Dataset items:
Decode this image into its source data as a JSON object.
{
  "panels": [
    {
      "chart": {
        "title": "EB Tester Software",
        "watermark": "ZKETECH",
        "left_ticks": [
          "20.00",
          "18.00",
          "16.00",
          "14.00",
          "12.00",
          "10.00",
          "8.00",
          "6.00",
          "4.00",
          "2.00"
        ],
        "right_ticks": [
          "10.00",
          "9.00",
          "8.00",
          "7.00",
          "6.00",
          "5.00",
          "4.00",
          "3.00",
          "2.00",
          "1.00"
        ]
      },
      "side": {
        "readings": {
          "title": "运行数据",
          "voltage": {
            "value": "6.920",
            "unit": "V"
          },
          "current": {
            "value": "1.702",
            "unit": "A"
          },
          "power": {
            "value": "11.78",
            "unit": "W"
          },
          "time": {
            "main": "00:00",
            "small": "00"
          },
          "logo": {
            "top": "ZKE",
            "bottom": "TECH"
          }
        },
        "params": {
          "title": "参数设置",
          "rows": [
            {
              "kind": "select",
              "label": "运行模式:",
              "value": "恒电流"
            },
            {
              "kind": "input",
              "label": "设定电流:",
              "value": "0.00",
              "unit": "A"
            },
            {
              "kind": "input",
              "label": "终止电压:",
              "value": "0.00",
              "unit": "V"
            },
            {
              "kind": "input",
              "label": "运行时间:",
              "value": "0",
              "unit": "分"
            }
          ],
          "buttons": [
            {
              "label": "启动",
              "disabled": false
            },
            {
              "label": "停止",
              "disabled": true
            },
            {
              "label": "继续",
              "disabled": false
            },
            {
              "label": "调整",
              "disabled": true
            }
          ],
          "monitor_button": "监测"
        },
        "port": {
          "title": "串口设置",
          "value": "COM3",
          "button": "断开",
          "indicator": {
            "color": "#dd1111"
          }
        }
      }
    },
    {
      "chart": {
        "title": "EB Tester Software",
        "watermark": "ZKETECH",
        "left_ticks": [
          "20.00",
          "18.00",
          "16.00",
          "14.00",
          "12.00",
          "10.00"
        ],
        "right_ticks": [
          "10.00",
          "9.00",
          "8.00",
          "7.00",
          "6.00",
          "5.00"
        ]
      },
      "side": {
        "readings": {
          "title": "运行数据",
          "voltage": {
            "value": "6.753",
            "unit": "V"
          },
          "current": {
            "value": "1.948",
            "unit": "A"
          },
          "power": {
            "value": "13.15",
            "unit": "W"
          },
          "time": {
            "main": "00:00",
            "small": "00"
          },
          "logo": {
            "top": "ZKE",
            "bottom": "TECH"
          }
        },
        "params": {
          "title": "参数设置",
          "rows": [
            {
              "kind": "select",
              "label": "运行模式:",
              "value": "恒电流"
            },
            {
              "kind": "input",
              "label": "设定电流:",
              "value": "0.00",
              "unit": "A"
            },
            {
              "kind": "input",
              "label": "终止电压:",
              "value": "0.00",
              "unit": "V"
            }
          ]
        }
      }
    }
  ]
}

## EXERCISE DIRECTIONS
Search the records for the word "label", then list every line that has it.

## SOLUTION TO THE PROBLEM
              "label": "运行模式:",
              "label": "设定电流:",
              "label": "终止电压:",
              "label": "运行时间:",
              "label": "启动",
              "label": "停止",
              "label": "继续",
              "label": "调整",
              "label": "运行模式:",
              "label": "设定电流:",
              "label": "终止电压:",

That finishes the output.